**Seitenauszug:**
────────
Heavens Waiting Hall

Heavens Waiting Hall, so wird Victor harbor etwas boshaft genannt. Der Grund leuchtet ein, denn überwiegend ältere Leute lassen sich hier nieder, genießen den Ruhestand, werden Pflegefall und sterben schließlich. Tatsächlich ist das Straßenbild geprägt von Dienstleistungen rund um die Pflege von älteren Leuten, wie Häusliche Krankenpflege, Hilfe im Haushalt, Fahrdienste, Physiotherapien, Geschäfte, die auf Gehhilfen, Hörgeräte oder elektrische Rollstühle spezialisiert sind. Wer rüstig genug ist, arbeitet ehrenamlich in einem der Opportunity Shops oder spielt Bridge, oder macht beides.

Freie Landschaft zum Durchatmen, Victor Harbor im Hintergrund, rechts der Bluff

Hintergrund dessen ist, dass ein Haus in der benachbarten Großstadt Adelaide mit ihren ca. 1 Mio Einwohnern inzwischen drei Mal so viel kostet wie in Victor Harbor. Wer also aus dem Berufsleben ausscheidet, der verkauft clevererweise sein teures Anwesen in der Großstadt und kauft sich hier etwas, was kleiner und altersgerecht ist. Mit der Preisdifferenz zwischen dem teuren verkauftem Haus in Adelaide und dem preiswerten neuem Haus in Victor Harbor kann man dann eine ganze Weile lang gut leben. Ganze Wohnanlagen wurden nur für ältere Leute gebaut. Diese sind meistens in einem abgegrenzten Areal, wie in einem großen Park. Die Häuser sind kleiner als üblich und stehen dicht beieinander. Dennoch hat jedes kleines Häuschen auch einen minimalen Garten, groß genug für eine Sitzecke im Freien. Die Vorgärten werden vom Betreiber der Wohnanlage gepflegt, Straßen sind asphaltiert und alles ist so eingerichtet, dass auch langsame Fußgänger nichts zu befürchten hätten, würden sie tatsächlich zu Fuß gehen. Abgesehen von der Größe der Häuser gibt es einen weiteren großen Unterschied zu den üblichen Häusern: es gibt nur eine Garage anstatt der Doppelgaragen.
────────
**Aufgeführte Einträge:**
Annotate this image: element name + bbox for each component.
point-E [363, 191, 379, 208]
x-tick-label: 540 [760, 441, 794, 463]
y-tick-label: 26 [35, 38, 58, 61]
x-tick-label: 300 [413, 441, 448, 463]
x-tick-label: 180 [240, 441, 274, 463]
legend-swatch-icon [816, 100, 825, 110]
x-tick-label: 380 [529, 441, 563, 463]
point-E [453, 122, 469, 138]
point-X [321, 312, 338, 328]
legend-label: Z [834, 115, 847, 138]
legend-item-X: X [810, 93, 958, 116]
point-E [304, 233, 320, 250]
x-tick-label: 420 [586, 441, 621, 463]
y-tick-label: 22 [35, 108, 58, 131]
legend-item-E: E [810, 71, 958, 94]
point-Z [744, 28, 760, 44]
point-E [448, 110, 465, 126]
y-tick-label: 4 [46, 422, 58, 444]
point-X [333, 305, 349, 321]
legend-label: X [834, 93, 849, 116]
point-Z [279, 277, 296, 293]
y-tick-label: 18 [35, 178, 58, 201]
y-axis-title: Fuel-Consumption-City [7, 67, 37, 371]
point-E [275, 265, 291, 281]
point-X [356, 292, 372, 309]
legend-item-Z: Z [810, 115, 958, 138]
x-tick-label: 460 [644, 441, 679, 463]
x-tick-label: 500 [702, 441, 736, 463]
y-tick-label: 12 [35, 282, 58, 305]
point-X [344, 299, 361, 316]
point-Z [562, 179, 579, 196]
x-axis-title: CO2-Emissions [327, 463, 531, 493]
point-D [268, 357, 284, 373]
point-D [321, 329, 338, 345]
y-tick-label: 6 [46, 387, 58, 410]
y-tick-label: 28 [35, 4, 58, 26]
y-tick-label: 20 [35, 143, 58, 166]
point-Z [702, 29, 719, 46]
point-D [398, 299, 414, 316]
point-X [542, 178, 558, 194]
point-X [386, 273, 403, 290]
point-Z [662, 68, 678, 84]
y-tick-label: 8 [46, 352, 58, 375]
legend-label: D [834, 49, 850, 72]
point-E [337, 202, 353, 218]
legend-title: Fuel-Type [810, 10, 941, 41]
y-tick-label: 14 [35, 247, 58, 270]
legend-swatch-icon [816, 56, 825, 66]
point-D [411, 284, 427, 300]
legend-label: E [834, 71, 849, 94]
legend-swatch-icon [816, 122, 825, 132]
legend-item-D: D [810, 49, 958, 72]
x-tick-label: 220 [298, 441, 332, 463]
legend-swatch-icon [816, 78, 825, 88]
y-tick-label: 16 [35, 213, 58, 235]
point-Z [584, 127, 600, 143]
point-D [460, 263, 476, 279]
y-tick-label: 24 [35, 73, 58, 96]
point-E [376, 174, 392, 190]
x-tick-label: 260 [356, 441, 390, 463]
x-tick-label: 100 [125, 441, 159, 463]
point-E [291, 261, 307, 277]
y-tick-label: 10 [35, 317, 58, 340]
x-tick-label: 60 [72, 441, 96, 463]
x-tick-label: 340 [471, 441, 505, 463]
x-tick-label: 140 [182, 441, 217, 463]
────────
**Arbeitsauftrag:** Wie viel kostet ein Haus in Adelaide laut dem Seitenauszug über Victor Harbor im Vergleich zu einem Haus in Victor Harbor?

**Vollständige Antwort:** Ein Haus in Adelaide kostet inzwischen drei Mal so viel wie in Victor Harbor.